DESCRIPTION OF THE TASK – Tally how many lines hold the string "Party". Your reply should be that number alone.

TASK MATERIAL –

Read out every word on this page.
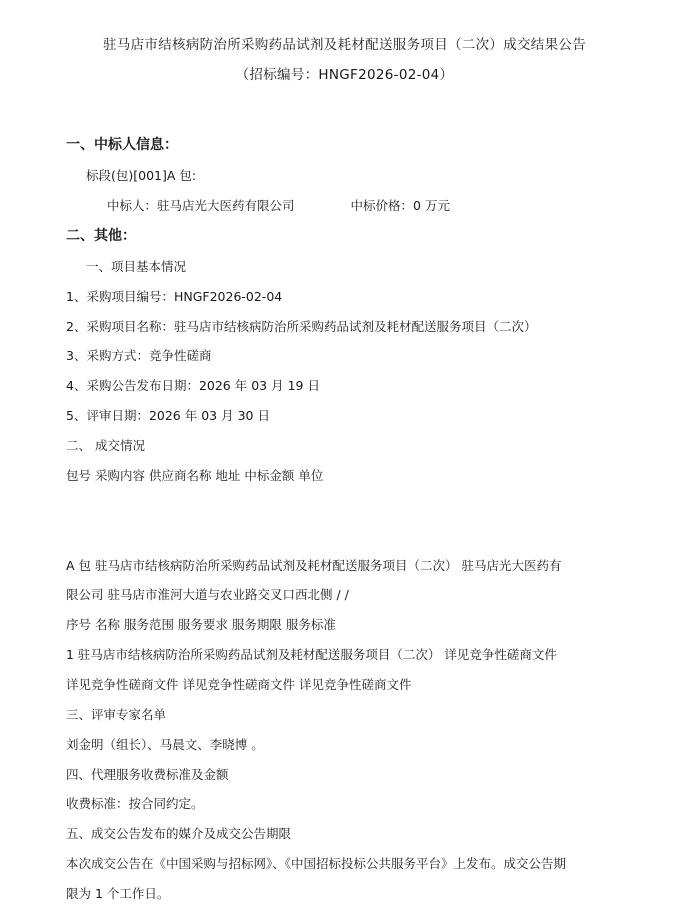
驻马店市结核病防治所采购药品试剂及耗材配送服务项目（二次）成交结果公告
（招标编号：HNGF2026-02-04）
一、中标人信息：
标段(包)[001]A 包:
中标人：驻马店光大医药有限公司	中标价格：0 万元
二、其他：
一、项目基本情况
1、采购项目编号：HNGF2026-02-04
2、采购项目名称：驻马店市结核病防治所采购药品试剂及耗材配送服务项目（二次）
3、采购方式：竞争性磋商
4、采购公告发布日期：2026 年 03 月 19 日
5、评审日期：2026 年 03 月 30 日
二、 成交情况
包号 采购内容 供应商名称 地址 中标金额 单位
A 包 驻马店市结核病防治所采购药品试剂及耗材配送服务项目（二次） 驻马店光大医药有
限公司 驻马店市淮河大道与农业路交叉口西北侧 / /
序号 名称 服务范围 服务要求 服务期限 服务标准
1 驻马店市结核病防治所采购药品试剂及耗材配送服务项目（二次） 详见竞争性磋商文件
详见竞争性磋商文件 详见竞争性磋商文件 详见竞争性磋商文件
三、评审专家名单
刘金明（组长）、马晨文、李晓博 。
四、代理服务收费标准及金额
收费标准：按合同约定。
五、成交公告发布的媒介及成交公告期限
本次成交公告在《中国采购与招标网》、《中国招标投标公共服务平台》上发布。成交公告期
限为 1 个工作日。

---

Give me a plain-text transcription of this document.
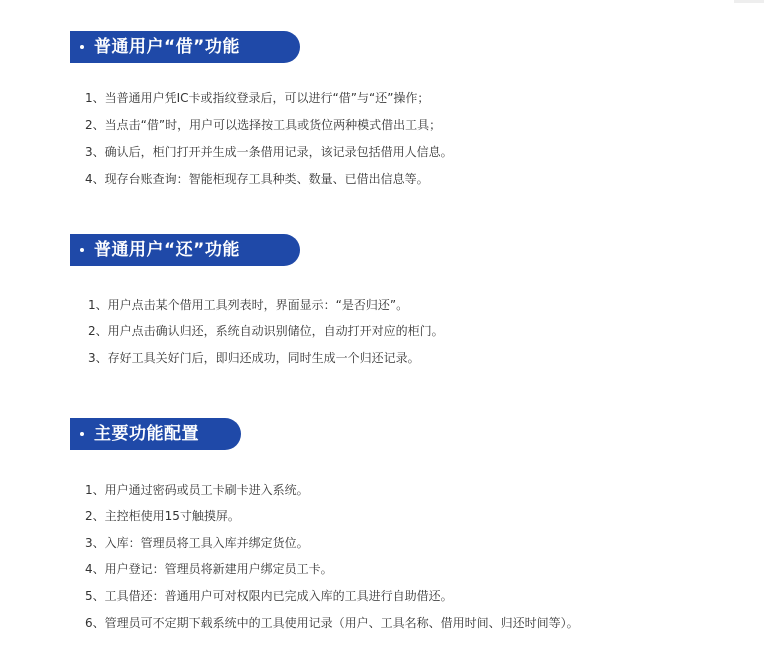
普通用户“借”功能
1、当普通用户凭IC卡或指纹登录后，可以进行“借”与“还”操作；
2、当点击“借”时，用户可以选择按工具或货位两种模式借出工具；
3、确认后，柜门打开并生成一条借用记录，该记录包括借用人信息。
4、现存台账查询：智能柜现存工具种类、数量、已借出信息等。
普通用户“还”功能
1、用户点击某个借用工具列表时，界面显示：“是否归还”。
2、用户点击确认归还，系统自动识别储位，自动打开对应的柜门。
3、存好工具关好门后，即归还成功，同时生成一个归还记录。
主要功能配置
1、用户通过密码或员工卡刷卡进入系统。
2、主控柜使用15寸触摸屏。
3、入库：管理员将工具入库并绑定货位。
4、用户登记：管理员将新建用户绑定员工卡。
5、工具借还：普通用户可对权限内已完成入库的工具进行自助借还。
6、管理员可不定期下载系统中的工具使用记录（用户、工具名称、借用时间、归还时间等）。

==

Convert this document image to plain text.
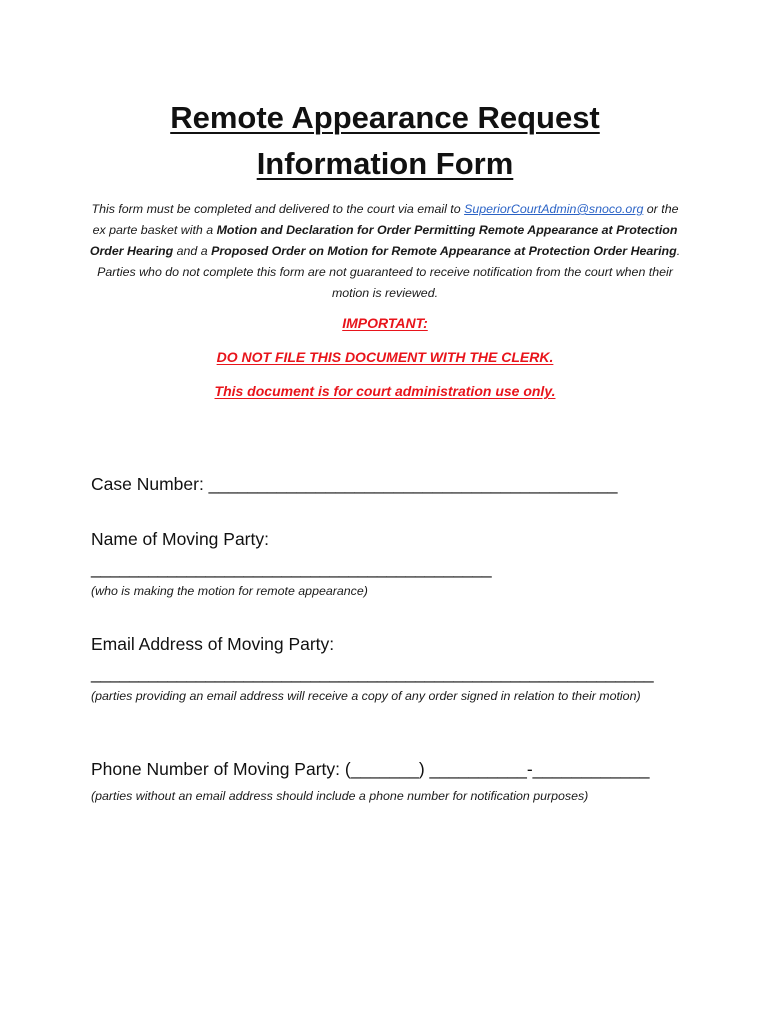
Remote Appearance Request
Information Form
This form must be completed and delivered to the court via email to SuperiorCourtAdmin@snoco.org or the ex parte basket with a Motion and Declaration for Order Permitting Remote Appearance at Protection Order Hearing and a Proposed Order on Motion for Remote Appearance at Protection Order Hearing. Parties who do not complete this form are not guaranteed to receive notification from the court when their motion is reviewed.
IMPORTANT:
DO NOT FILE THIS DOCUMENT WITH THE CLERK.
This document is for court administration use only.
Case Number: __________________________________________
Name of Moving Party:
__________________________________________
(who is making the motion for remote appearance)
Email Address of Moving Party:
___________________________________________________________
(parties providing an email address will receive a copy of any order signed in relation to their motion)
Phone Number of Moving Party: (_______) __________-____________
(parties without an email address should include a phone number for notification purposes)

TASK RESULT – 3